Task objective — Within the material below, find each line bearing the word "Menschen" and present it.

[Extracted data entries]

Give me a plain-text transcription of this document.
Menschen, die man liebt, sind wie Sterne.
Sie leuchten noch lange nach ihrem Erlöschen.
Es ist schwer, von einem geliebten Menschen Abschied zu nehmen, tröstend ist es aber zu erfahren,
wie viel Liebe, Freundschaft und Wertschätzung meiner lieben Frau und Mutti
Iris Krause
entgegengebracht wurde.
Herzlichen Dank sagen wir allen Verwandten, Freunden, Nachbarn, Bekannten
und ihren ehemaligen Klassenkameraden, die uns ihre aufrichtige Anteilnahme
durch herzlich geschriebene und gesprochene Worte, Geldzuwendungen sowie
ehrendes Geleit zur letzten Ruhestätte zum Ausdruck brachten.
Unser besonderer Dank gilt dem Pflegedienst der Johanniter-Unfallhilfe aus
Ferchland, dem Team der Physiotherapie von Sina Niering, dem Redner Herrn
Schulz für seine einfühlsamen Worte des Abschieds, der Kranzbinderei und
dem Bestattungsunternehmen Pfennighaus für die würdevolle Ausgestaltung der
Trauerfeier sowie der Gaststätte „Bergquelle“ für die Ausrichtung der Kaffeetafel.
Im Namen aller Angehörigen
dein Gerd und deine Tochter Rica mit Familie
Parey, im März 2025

==

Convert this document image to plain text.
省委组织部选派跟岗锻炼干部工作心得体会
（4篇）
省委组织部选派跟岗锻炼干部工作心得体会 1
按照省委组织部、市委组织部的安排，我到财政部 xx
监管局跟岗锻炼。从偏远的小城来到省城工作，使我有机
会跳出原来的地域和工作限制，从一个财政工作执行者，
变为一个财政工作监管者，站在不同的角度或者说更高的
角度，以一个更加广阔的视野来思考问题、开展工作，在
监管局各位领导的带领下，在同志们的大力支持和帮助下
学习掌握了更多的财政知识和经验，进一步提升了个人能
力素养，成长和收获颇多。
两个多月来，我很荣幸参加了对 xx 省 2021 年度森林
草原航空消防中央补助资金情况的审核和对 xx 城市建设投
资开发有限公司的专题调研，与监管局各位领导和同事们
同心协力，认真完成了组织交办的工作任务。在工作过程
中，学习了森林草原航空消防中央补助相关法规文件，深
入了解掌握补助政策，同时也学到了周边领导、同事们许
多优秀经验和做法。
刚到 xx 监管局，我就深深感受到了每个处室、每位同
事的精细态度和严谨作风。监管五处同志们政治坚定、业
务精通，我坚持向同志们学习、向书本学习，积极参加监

Solved exercise —
Menschen, die man liebt, sind wie Sterne.
Es ist schwer, von einem geliebten Menschen Abschied zu nehmen, tröstend ist es aber zu erfahren,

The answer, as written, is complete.